[Recorded data]
•••

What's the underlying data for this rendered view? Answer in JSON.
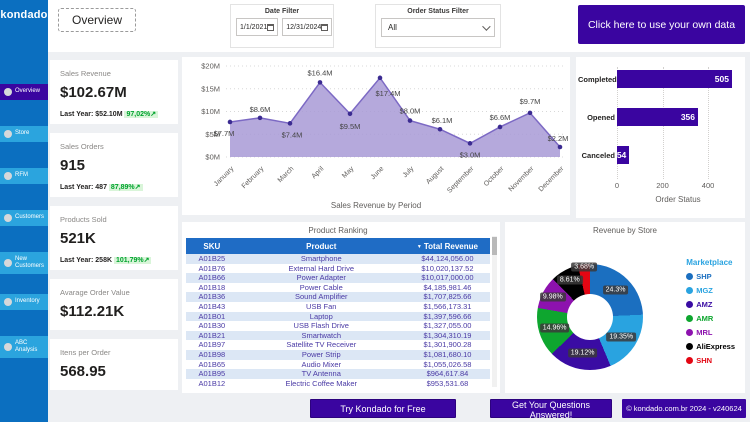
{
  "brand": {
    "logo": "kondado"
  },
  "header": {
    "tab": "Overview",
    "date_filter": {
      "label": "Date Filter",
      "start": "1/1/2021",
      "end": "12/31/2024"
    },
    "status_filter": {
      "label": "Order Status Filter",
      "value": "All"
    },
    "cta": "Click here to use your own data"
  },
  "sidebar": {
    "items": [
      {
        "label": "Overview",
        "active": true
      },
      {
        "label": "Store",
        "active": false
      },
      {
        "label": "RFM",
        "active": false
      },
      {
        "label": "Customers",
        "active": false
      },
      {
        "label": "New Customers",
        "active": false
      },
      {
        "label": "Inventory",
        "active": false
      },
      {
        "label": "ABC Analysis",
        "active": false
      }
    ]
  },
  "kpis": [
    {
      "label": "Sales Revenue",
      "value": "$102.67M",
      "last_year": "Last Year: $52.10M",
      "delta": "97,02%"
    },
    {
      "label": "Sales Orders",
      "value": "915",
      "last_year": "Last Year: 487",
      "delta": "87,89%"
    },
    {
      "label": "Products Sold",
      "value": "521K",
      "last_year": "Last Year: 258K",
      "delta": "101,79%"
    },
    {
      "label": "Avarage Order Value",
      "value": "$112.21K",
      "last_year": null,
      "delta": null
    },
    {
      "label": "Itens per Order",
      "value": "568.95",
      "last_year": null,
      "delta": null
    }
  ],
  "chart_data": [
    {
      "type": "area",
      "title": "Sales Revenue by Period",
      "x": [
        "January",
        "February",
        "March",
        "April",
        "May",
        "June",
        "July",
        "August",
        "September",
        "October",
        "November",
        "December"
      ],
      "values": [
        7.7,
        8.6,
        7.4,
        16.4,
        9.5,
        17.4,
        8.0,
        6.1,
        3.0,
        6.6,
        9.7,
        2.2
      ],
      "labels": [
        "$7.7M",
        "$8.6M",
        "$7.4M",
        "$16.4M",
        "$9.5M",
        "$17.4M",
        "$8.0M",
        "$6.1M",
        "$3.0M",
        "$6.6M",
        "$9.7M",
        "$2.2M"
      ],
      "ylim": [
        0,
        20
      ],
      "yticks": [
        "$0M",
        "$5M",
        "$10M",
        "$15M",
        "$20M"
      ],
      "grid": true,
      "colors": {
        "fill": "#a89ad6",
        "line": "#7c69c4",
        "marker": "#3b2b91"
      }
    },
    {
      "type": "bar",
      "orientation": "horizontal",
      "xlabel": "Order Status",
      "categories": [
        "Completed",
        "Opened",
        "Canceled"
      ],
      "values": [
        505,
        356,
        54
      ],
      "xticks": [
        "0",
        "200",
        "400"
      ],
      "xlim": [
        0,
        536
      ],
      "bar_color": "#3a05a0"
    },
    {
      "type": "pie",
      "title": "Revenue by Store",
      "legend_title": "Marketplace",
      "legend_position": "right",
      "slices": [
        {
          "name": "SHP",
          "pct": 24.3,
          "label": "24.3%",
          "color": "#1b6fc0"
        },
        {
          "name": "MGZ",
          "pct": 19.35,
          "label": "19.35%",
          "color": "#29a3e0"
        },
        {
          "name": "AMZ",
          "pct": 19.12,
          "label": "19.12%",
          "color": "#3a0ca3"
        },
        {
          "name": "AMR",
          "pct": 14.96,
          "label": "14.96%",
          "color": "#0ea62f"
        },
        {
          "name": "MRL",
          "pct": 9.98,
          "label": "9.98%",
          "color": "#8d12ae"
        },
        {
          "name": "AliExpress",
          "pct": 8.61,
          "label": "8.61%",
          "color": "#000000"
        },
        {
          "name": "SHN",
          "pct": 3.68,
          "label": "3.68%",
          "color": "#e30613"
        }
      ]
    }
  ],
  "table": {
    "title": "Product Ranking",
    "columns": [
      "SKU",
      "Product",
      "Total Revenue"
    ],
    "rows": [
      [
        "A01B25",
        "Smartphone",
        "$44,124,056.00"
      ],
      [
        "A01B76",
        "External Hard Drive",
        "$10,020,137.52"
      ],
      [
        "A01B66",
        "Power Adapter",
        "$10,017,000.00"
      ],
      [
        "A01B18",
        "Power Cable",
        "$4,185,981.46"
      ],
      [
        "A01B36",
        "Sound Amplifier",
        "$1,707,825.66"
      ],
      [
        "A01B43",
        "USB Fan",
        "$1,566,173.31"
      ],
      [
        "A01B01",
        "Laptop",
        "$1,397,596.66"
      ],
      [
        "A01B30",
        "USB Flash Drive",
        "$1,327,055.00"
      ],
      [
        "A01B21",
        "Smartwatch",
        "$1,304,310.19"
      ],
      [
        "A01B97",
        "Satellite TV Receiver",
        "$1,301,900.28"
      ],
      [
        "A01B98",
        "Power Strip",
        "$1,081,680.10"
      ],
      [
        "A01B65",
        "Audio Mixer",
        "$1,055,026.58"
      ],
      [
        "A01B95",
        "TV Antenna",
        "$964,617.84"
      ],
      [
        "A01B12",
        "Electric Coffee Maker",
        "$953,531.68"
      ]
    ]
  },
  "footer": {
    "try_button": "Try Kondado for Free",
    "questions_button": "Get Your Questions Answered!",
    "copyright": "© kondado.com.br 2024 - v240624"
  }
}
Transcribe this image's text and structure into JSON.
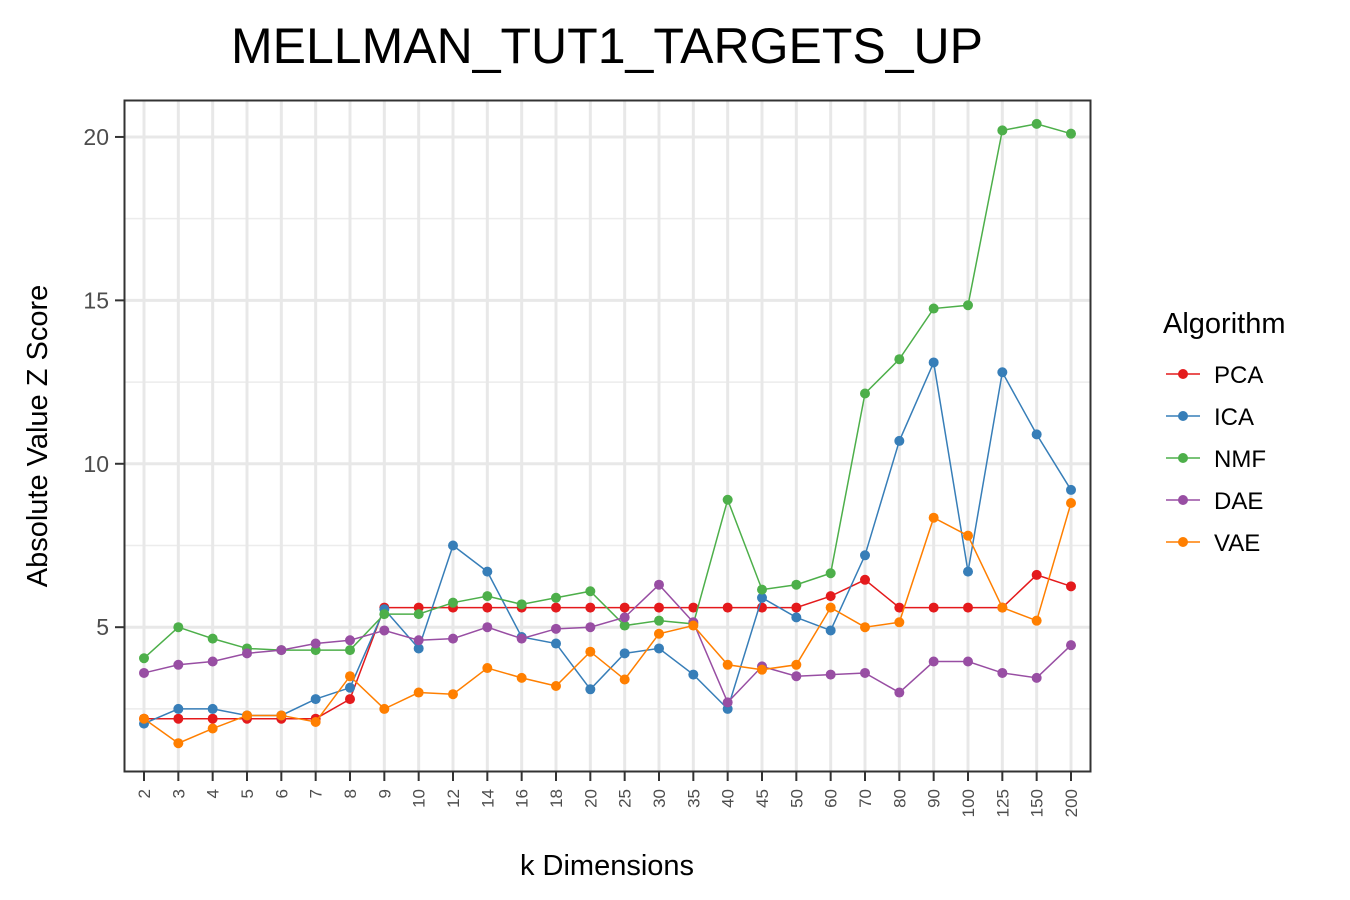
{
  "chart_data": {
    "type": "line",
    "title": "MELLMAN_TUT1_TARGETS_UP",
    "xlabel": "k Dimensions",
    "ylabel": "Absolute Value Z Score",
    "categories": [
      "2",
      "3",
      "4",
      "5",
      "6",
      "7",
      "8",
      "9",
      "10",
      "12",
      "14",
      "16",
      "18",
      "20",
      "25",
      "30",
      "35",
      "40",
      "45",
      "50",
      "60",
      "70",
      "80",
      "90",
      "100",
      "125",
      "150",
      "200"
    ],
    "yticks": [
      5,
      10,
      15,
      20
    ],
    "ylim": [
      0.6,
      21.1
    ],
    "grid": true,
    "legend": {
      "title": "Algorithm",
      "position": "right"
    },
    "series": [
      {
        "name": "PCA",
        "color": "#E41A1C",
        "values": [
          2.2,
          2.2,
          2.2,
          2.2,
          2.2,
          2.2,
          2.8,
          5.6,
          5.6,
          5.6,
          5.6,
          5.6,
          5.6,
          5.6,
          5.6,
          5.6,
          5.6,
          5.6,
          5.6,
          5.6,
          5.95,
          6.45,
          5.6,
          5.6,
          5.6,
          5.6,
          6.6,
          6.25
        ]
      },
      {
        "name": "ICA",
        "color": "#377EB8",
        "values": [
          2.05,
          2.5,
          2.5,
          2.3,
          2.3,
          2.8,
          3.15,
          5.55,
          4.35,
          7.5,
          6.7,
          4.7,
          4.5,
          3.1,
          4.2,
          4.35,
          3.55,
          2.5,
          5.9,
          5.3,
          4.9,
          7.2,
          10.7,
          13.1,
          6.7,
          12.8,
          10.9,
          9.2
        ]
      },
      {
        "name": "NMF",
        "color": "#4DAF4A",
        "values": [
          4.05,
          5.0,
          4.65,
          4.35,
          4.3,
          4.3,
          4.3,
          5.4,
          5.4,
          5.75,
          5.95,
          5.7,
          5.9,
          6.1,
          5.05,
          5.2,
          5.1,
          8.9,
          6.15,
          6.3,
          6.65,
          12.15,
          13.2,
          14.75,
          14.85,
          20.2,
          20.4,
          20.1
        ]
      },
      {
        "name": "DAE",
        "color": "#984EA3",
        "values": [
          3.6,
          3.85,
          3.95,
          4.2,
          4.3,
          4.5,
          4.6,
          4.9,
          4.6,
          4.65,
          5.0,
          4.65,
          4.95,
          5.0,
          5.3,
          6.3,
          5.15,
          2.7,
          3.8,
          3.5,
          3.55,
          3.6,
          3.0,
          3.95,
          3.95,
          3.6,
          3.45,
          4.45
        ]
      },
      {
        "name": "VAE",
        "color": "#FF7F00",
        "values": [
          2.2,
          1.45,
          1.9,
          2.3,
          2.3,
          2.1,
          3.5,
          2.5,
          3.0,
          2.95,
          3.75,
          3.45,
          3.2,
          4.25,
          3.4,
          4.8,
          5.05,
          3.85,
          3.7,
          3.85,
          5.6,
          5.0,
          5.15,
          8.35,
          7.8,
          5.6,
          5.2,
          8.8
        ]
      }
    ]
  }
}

•••

### REQUIRED TASK
Your answer should be a single number: the count of lines that contain "Power".

### WRITTEN ANSWER
3